## start Data section

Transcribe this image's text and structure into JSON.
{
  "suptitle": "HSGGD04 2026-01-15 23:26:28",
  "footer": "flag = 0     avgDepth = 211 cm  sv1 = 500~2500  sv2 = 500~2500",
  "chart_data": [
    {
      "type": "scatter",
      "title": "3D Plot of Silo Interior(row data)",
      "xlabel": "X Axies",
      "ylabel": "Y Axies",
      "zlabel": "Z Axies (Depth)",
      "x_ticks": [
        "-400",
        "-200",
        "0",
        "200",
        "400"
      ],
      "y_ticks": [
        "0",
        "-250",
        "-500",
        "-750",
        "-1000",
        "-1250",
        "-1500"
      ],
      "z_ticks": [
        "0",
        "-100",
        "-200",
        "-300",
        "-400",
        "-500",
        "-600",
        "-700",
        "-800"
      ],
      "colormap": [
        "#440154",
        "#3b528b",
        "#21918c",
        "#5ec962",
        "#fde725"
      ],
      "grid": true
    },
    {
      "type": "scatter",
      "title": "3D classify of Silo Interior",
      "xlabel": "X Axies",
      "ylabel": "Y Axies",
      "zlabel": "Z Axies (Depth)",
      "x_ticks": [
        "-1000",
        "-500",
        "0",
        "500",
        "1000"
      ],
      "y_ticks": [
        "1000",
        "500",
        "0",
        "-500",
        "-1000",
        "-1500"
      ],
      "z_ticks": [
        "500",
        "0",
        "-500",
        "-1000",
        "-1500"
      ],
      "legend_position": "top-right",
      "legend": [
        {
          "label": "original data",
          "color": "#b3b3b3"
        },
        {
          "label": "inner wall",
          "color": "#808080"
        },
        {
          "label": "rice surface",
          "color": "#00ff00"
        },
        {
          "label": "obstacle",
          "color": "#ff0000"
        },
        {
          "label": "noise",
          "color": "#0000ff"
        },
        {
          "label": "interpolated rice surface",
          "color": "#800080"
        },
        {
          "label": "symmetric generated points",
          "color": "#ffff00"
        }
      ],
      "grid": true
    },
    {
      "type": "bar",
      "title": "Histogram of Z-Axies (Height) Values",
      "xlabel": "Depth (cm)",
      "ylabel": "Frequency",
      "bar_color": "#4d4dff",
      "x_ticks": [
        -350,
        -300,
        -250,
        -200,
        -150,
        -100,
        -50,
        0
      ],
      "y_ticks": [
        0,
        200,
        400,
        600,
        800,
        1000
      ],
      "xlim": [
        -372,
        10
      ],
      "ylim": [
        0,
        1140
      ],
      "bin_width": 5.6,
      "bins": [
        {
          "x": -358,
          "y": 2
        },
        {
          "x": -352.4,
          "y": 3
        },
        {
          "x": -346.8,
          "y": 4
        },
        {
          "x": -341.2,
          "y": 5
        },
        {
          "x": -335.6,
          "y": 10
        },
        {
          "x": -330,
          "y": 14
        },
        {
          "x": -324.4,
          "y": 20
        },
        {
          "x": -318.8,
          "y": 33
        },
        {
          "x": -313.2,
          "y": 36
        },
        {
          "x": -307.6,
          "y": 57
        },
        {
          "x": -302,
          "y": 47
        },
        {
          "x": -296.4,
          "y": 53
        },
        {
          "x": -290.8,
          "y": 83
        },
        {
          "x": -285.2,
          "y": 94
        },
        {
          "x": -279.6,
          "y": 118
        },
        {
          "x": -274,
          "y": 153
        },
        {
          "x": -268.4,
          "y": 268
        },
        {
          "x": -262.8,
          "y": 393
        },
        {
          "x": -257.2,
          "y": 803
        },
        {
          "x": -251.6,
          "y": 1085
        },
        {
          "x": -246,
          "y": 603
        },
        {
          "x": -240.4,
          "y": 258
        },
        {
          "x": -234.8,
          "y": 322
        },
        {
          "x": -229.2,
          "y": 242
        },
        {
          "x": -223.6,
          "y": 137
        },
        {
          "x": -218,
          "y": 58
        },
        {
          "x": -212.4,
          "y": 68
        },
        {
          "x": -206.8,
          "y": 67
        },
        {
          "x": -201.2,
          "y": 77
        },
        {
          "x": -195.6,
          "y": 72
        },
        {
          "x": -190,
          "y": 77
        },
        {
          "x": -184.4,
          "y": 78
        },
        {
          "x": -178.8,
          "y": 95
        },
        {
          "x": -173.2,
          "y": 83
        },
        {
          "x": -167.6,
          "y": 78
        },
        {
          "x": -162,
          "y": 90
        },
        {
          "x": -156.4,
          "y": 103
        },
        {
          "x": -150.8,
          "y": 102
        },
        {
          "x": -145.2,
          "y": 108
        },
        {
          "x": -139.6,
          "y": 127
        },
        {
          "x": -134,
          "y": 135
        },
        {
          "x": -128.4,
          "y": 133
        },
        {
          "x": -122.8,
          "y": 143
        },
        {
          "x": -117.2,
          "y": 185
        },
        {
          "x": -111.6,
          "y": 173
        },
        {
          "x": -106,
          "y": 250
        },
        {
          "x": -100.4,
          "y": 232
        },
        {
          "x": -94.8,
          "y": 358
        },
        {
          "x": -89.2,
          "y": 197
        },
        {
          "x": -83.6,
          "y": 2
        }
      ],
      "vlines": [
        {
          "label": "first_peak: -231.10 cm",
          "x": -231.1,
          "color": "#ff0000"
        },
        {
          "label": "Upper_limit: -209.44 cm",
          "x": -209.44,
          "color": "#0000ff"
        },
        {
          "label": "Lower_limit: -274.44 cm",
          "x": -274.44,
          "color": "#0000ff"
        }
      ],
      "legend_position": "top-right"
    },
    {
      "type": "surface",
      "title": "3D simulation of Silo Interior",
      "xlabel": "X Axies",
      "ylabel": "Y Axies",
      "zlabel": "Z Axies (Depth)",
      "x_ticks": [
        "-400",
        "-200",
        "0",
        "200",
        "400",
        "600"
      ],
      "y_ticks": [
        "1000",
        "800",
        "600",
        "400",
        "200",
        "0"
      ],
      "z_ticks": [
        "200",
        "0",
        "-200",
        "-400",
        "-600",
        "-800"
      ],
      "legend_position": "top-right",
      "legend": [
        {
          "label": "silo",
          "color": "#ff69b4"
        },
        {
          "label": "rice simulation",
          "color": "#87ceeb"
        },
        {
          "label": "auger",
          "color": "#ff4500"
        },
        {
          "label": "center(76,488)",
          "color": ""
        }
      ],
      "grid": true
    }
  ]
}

## end Data section

| Goal |
Copy each record from above exactly, and include every line.

| Solution |
Transcribe this image's text and structure into JSON.
{
  "suptitle": "HSGGD04 2026-01-15 23:26:28",
  "footer": "flag = 0     avgDepth = 211 cm  sv1 = 500~2500  sv2 = 500~2500",
  "chart_data": [
    {
      "type": "scatter",
      "title": "3D Plot of Silo Interior(row data)",
      "xlabel": "X Axies",
      "ylabel": "Y Axies",
      "zlabel": "Z Axies (Depth)",
      "x_ticks": [
        "-400",
        "-200",
        "0",
        "200",
        "400"
      ],
      "y_ticks": [
        "0",
        "-250",
        "-500",
        "-750",
        "-1000",
        "-1250",
        "-1500"
      ],
      "z_ticks": [
        "0",
        "-100",
        "-200",
        "-300",
        "-400",
        "-500",
        "-600",
        "-700",
        "-800"
      ],
      "colormap": [
        "#440154",
        "#3b528b",
        "#21918c",
        "#5ec962",
        "#fde725"
      ],
      "grid": true
    },
    {
      "type": "scatter",
      "title": "3D classify of Silo Interior",
      "xlabel": "X Axies",
      "ylabel": "Y Axies",
      "zlabel": "Z Axies (Depth)",
      "x_ticks": [
        "-1000",
        "-500",
        "0",
        "500",
        "1000"
      ],
      "y_ticks": [
        "1000",
        "500",
        "0",
        "-500",
        "-1000",
        "-1500"
      ],
      "z_ticks": [
        "500",
        "0",
        "-500",
        "-1000",
        "-1500"
      ],
      "legend_position": "top-right",
      "legend": [
        {
          "label": "original data",
          "color": "#b3b3b3"
        },
        {
          "label": "inner wall",
          "color": "#808080"
        },
        {
          "label": "rice surface",
          "color": "#00ff00"
        },
        {
          "label": "obstacle",
          "color": "#ff0000"
        },
        {
          "label": "noise",
          "color": "#0000ff"
        },
        {
          "label": "interpolated rice surface",
          "color": "#800080"
        },
        {
          "label": "symmetric generated points",
          "color": "#ffff00"
        }
      ],
      "grid": true
    },
    {
      "type": "bar",
      "title": "Histogram of Z-Axies (Height) Values",
      "xlabel": "Depth (cm)",
      "ylabel": "Frequency",
      "bar_color": "#4d4dff",
      "x_ticks": [
        -350,
        -300,
        -250,
        -200,
        -150,
        -100,
        -50,
        0
      ],
      "y_ticks": [
        0,
        200,
        400,
        600,
        800,
        1000
      ],
      "xlim": [
        -372,
        10
      ],
      "ylim": [
        0,
        1140
      ],
      "bin_width": 5.6,
      "bins": [
        {
          "x": -358,
          "y": 2
        },
        {
          "x": -352.4,
          "y": 3
        },
        {
          "x": -346.8,
          "y": 4
        },
        {
          "x": -341.2,
          "y": 5
        },
        {
          "x": -335.6,
          "y": 10
        },
        {
          "x": -330,
          "y": 14
        },
        {
          "x": -324.4,
          "y": 20
        },
        {
          "x": -318.8,
          "y": 33
        },
        {
          "x": -313.2,
          "y": 36
        },
        {
          "x": -307.6,
          "y": 57
        },
        {
          "x": -302,
          "y": 47
        },
        {
          "x": -296.4,
          "y": 53
        },
        {
          "x": -290.8,
          "y": 83
        },
        {
          "x": -285.2,
          "y": 94
        },
        {
          "x": -279.6,
          "y": 118
        },
        {
          "x": -274,
          "y": 153
        },
        {
          "x": -268.4,
          "y": 268
        },
        {
          "x": -262.8,
          "y": 393
        },
        {
          "x": -257.2,
          "y": 803
        },
        {
          "x": -251.6,
          "y": 1085
        },
        {
          "x": -246,
          "y": 603
        },
        {
          "x": -240.4,
          "y": 258
        },
        {
          "x": -234.8,
          "y": 322
        },
        {
          "x": -229.2,
          "y": 242
        },
        {
          "x": -223.6,
          "y": 137
        },
        {
          "x": -218,
          "y": 58
        },
        {
          "x": -212.4,
          "y": 68
        },
        {
          "x": -206.8,
          "y": 67
        },
        {
          "x": -201.2,
          "y": 77
        },
        {
          "x": -195.6,
          "y": 72
        },
        {
          "x": -190,
          "y": 77
        },
        {
          "x": -184.4,
          "y": 78
        },
        {
          "x": -178.8,
          "y": 95
        },
        {
          "x": -173.2,
          "y": 83
        },
        {
          "x": -167.6,
          "y": 78
        },
        {
          "x": -162,
          "y": 90
        },
        {
          "x": -156.4,
          "y": 103
        },
        {
          "x": -150.8,
          "y": 102
        },
        {
          "x": -145.2,
          "y": 108
        },
        {
          "x": -139.6,
          "y": 127
        },
        {
          "x": -134,
          "y": 135
        },
        {
          "x": -128.4,
          "y": 133
        },
        {
          "x": -122.8,
          "y": 143
        },
        {
          "x": -117.2,
          "y": 185
        },
        {
          "x": -111.6,
          "y": 173
        },
        {
          "x": -106,
          "y": 250
        },
        {
          "x": -100.4,
          "y": 232
        },
        {
          "x": -94.8,
          "y": 358
        },
        {
          "x": -89.2,
          "y": 197
        },
        {
          "x": -83.6,
          "y": 2
        }
      ],
      "vlines": [
        {
          "label": "first_peak: -231.10 cm",
          "x": -231.1,
          "color": "#ff0000"
        },
        {
          "label": "Upper_limit: -209.44 cm",
          "x": -209.44,
          "color": "#0000ff"
        },
        {
          "label": "Lower_limit: -274.44 cm",
          "x": -274.44,
          "color": "#0000ff"
        }
      ],
      "legend_position": "top-right"
    },
    {
      "type": "surface",
      "title": "3D simulation of Silo Interior",
      "xlabel": "X Axies",
      "ylabel": "Y Axies",
      "zlabel": "Z Axies (Depth)",
      "x_ticks": [
        "-400",
        "-200",
        "0",
        "200",
        "400",
        "600"
      ],
      "y_ticks": [
        "1000",
        "800",
        "600",
        "400",
        "200",
        "0"
      ],
      "z_ticks": [
        "200",
        "0",
        "-200",
        "-400",
        "-600",
        "-800"
      ],
      "legend_position": "top-right",
      "legend": [
        {
          "label": "silo",
          "color": "#ff69b4"
        },
        {
          "label": "rice simulation",
          "color": "#87ceeb"
        },
        {
          "label": "auger",
          "color": "#ff4500"
        },
        {
          "label": "center(76,488)",
          "color": ""
        }
      ],
      "grid": true
    }
  ]
}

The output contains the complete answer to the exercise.